DO THIS
Copy every line in the records below that contains the word "Отношение".

================================

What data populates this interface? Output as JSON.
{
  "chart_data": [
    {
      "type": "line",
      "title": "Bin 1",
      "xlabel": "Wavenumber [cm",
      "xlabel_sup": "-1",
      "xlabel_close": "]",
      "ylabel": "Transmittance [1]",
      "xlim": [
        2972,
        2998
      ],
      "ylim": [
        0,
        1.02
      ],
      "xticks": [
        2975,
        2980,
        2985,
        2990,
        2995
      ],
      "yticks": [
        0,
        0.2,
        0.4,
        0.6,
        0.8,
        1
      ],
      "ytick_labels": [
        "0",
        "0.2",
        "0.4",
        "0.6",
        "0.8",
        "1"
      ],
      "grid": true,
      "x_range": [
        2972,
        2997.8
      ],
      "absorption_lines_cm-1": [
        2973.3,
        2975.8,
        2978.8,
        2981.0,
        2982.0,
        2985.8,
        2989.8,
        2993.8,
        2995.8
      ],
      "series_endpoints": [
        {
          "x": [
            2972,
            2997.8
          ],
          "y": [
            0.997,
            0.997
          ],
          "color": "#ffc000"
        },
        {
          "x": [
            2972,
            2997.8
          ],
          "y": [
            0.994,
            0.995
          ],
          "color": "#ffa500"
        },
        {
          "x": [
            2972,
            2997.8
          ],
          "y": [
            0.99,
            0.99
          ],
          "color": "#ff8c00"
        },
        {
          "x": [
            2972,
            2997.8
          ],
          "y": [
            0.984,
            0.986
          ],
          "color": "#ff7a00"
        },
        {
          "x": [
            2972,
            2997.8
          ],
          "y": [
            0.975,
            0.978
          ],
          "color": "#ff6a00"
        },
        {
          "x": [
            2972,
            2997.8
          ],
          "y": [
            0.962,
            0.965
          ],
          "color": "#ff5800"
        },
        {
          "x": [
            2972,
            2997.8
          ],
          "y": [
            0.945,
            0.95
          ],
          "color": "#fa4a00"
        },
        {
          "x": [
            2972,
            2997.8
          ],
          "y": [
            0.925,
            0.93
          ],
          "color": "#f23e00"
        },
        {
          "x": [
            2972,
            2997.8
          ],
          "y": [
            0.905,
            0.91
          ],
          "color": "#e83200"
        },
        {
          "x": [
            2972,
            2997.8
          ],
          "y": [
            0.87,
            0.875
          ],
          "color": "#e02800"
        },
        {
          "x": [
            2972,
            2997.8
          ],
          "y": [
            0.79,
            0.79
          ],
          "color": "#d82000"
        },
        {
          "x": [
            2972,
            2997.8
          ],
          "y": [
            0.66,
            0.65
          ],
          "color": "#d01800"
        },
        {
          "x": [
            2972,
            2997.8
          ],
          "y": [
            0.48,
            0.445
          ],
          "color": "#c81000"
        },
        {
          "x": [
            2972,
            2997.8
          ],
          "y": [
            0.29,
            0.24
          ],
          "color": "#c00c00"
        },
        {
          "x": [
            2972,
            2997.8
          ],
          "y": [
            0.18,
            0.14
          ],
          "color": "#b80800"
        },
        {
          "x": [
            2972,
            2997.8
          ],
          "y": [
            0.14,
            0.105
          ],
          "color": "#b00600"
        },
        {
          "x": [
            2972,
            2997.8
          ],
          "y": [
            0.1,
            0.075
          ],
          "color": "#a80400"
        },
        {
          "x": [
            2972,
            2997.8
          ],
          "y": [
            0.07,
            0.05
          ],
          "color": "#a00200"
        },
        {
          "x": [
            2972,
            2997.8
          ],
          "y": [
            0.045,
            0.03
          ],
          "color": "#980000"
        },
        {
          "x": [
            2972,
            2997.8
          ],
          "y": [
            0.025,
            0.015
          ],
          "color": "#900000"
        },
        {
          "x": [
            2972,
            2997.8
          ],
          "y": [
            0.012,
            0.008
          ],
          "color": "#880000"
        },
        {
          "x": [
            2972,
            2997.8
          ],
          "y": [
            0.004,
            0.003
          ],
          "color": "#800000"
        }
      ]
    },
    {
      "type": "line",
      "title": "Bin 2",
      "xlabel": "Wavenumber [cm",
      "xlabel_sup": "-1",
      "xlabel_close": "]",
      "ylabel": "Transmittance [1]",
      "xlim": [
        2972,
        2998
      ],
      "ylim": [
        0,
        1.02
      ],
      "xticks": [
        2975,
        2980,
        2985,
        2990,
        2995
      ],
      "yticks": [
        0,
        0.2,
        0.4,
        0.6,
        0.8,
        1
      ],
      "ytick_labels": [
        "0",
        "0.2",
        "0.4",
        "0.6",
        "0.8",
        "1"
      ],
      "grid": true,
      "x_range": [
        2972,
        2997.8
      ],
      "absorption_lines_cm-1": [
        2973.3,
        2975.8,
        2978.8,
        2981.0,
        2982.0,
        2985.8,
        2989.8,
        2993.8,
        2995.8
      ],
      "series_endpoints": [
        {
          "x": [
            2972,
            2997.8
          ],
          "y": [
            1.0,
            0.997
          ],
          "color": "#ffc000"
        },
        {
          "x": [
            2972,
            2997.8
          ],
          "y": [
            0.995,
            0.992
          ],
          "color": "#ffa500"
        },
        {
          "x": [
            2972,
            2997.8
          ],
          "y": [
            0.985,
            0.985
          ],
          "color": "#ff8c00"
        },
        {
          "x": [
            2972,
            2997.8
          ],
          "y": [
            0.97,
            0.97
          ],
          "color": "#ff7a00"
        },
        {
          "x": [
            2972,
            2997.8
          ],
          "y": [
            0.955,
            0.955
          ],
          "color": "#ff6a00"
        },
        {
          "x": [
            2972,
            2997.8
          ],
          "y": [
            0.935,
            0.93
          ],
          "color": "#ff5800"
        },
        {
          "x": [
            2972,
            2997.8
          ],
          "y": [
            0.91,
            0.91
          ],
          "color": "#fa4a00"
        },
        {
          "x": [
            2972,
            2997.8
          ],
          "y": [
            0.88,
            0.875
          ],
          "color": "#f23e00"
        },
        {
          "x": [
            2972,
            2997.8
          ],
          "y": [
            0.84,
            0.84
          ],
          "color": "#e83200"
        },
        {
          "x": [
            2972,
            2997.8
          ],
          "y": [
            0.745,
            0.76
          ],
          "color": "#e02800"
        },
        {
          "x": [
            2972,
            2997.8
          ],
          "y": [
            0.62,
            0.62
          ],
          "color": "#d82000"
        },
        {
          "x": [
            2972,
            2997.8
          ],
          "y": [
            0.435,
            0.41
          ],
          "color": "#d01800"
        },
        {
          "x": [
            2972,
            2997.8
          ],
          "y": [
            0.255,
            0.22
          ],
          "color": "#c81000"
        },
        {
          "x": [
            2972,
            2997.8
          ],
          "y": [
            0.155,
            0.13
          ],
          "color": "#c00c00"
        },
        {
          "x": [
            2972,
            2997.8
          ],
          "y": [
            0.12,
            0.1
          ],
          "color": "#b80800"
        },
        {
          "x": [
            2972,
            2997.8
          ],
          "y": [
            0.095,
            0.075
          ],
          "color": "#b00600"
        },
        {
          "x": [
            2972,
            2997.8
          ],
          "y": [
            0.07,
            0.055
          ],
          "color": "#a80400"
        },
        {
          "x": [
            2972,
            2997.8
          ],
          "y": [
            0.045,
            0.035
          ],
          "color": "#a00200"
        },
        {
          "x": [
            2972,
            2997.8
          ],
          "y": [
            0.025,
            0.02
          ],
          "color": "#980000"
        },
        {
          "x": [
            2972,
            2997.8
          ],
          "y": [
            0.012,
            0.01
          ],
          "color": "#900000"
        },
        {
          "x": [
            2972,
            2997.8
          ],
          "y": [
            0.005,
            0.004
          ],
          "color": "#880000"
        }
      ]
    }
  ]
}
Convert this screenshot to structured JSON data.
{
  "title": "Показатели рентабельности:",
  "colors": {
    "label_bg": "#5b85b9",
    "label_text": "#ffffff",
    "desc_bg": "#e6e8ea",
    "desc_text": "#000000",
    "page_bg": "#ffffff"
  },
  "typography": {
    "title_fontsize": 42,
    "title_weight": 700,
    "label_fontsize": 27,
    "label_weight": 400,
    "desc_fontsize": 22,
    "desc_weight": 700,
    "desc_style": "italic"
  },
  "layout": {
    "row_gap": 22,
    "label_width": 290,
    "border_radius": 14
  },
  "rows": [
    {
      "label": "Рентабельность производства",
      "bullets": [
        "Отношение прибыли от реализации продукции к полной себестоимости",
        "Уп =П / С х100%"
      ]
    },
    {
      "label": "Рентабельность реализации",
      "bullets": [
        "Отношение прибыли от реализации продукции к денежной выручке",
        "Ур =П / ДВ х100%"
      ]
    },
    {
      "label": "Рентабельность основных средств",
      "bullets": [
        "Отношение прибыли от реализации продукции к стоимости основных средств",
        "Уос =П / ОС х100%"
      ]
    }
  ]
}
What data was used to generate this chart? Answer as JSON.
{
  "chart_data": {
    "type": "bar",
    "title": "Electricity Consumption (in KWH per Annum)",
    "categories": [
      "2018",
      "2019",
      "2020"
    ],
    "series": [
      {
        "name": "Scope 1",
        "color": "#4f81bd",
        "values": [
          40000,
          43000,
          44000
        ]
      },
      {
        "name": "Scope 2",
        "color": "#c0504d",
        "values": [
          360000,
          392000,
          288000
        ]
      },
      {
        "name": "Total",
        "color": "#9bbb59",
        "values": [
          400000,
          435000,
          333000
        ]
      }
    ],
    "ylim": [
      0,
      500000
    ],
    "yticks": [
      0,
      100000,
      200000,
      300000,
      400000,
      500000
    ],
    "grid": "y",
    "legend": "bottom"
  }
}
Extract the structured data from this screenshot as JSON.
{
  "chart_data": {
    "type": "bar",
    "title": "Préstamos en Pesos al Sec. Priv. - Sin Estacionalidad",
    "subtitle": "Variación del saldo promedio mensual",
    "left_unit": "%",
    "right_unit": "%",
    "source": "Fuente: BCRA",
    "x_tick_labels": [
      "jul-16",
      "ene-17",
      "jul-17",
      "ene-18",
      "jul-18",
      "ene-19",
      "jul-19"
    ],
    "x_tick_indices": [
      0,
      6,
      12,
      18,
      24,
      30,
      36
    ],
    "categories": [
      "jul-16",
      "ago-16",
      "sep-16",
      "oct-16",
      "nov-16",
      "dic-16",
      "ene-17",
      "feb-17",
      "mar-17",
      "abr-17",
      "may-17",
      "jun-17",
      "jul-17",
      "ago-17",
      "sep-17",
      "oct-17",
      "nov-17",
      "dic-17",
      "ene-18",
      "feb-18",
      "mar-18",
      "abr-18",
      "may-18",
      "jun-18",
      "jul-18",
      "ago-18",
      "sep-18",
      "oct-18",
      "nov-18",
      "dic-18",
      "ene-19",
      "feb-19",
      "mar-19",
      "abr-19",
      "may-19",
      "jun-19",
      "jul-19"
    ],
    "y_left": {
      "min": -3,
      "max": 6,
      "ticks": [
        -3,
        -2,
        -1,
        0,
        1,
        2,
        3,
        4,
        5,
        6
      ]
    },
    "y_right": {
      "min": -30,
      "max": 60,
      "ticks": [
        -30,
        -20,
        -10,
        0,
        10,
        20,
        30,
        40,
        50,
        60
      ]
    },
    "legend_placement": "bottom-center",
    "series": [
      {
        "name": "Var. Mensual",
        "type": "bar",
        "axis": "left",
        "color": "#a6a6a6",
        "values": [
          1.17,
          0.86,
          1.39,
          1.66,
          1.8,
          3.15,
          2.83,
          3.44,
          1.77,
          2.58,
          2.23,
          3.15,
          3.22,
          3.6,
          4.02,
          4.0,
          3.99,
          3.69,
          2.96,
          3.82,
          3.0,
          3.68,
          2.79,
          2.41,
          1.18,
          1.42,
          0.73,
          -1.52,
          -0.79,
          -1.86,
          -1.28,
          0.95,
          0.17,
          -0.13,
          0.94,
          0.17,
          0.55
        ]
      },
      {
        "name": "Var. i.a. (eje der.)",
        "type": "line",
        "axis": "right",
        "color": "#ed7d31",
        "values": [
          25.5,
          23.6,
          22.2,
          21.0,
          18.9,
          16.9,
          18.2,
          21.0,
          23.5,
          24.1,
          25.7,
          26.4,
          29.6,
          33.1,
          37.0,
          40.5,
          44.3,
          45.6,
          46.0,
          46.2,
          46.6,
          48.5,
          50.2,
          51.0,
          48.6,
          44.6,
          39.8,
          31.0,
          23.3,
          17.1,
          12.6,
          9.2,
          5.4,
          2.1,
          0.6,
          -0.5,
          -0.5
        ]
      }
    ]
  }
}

================================

RESULT FOR THIS TASK
        "Отношение прибыли от реализации продукции к полной себестоимости",
        "Отношение прибыли от реализации продукции к денежной выручке",
        "Отношение прибыли от реализации продукции к стоимости основных средств",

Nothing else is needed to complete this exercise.